## Requirement
Copy every line in the records below that contains the word "States".

## Dataset records
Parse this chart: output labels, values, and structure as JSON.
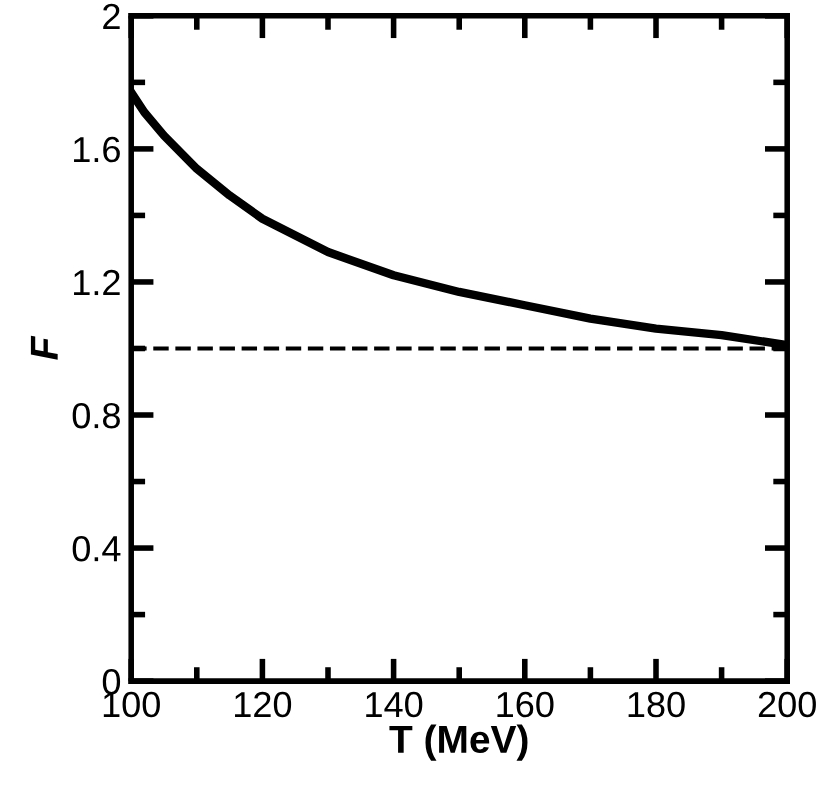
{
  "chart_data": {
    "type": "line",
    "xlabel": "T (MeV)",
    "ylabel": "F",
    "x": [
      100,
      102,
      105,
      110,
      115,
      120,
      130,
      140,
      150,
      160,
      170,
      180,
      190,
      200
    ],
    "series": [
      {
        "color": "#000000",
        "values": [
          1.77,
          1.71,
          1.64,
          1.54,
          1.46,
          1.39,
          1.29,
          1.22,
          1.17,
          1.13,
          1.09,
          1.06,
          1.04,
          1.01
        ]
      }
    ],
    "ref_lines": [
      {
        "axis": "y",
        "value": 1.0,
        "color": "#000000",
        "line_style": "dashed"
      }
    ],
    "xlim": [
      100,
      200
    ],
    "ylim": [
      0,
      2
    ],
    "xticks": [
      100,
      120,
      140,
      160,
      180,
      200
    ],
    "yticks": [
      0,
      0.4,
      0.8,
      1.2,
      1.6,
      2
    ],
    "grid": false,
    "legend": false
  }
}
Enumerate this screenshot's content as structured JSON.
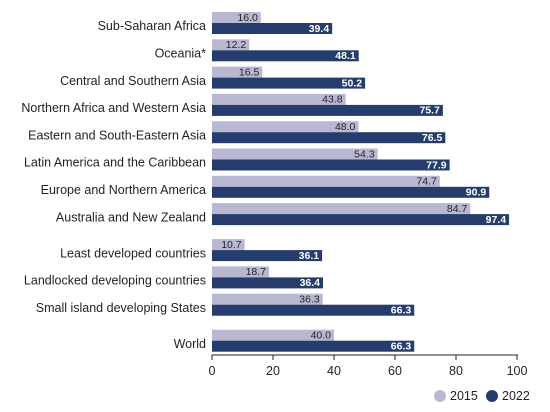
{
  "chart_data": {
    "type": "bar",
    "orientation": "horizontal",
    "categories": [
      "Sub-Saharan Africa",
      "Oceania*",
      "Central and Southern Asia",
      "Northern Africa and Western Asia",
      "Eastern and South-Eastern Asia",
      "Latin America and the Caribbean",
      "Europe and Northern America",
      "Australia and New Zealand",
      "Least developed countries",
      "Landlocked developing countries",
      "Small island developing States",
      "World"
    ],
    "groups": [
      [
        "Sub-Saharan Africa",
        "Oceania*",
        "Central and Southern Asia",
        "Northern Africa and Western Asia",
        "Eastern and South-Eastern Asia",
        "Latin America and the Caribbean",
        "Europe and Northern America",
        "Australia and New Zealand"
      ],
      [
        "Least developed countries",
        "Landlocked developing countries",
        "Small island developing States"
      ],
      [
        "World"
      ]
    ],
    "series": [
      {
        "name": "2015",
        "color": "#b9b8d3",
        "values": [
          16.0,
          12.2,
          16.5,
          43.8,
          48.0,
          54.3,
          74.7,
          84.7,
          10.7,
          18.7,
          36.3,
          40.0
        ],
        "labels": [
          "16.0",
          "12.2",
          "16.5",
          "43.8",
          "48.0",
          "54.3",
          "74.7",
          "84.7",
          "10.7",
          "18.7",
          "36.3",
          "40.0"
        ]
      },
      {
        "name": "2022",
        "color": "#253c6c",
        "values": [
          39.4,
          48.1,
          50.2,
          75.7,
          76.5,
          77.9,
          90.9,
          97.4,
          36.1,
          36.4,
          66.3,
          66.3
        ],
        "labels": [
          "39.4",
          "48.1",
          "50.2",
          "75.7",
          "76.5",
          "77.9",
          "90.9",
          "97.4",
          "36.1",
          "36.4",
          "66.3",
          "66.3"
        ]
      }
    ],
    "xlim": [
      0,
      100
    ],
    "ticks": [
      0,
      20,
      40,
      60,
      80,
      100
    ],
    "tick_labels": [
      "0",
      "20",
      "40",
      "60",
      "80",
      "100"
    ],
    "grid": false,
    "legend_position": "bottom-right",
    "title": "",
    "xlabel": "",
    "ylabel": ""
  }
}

## Correct result
      "Small island developing States",
        "Small island developing States"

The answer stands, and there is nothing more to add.